• **Given task**: Can you quote the records below in full, word for word?

### Material shown

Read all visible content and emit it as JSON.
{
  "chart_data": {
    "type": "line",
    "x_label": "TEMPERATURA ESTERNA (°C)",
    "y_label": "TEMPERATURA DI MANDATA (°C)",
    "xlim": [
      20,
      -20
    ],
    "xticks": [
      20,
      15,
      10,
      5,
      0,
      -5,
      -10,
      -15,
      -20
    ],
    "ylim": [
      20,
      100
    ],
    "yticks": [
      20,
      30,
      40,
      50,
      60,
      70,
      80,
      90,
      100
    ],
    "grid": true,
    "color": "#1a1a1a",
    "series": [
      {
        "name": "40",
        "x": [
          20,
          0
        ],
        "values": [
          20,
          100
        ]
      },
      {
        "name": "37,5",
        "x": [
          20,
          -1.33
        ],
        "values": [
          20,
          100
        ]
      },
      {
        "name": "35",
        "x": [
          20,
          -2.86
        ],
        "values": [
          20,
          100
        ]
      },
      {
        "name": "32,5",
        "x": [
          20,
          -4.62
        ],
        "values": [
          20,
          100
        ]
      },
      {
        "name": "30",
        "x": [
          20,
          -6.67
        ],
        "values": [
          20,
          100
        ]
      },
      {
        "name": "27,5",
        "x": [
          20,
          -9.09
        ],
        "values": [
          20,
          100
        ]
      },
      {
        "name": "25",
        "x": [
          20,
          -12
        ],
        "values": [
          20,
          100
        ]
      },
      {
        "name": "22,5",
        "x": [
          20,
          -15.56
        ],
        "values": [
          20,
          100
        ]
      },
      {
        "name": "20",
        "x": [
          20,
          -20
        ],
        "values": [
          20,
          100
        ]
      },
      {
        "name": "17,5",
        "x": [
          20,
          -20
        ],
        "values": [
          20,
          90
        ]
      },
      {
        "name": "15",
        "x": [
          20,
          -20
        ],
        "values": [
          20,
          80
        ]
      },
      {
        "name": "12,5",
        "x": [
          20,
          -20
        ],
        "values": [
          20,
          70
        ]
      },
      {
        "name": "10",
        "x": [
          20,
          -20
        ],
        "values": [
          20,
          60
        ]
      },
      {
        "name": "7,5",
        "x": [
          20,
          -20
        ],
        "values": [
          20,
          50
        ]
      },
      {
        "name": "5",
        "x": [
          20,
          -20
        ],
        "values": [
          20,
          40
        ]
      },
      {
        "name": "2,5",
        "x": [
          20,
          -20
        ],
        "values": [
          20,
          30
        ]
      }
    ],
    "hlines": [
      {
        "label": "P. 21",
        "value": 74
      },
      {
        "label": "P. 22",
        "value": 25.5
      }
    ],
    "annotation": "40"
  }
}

######

• **Task solution**:
Read all visible content and emit it as JSON.
{
  "chart_data": {
    "type": "line",
    "x_label": "TEMPERATURA ESTERNA (°C)",
    "y_label": "TEMPERATURA DI MANDATA (°C)",
    "xlim": [
      20,
      -20
    ],
    "xticks": [
      20,
      15,
      10,
      5,
      0,
      -5,
      -10,
      -15,
      -20
    ],
    "ylim": [
      20,
      100
    ],
    "yticks": [
      20,
      30,
      40,
      50,
      60,
      70,
      80,
      90,
      100
    ],
    "grid": true,
    "color": "#1a1a1a",
    "series": [
      {
        "name": "40",
        "x": [
          20,
          0
        ],
        "values": [
          20,
          100
        ]
      },
      {
        "name": "37,5",
        "x": [
          20,
          -1.33
        ],
        "values": [
          20,
          100
        ]
      },
      {
        "name": "35",
        "x": [
          20,
          -2.86
        ],
        "values": [
          20,
          100
        ]
      },
      {
        "name": "32,5",
        "x": [
          20,
          -4.62
        ],
        "values": [
          20,
          100
        ]
      },
      {
        "name": "30",
        "x": [
          20,
          -6.67
        ],
        "values": [
          20,
          100
        ]
      },
      {
        "name": "27,5",
        "x": [
          20,
          -9.09
        ],
        "values": [
          20,
          100
        ]
      },
      {
        "name": "25",
        "x": [
          20,
          -12
        ],
        "values": [
          20,
          100
        ]
      },
      {
        "name": "22,5",
        "x": [
          20,
          -15.56
        ],
        "values": [
          20,
          100
        ]
      },
      {
        "name": "20",
        "x": [
          20,
          -20
        ],
        "values": [
          20,
          100
        ]
      },
      {
        "name": "17,5",
        "x": [
          20,
          -20
        ],
        "values": [
          20,
          90
        ]
      },
      {
        "name": "15",
        "x": [
          20,
          -20
        ],
        "values": [
          20,
          80
        ]
      },
      {
        "name": "12,5",
        "x": [
          20,
          -20
        ],
        "values": [
          20,
          70
        ]
      },
      {
        "name": "10",
        "x": [
          20,
          -20
        ],
        "values": [
          20,
          60
        ]
      },
      {
        "name": "7,5",
        "x": [
          20,
          -20
        ],
        "values": [
          20,
          50
        ]
      },
      {
        "name": "5",
        "x": [
          20,
          -20
        ],
        "values": [
          20,
          40
        ]
      },
      {
        "name": "2,5",
        "x": [
          20,
          -20
        ],
        "values": [
          20,
          30
        ]
      }
    ],
    "hlines": [
      {
        "label": "P. 21",
        "value": 74
      },
      {
        "label": "P. 22",
        "value": 25.5
      }
    ],
    "annotation": "40"
  }
}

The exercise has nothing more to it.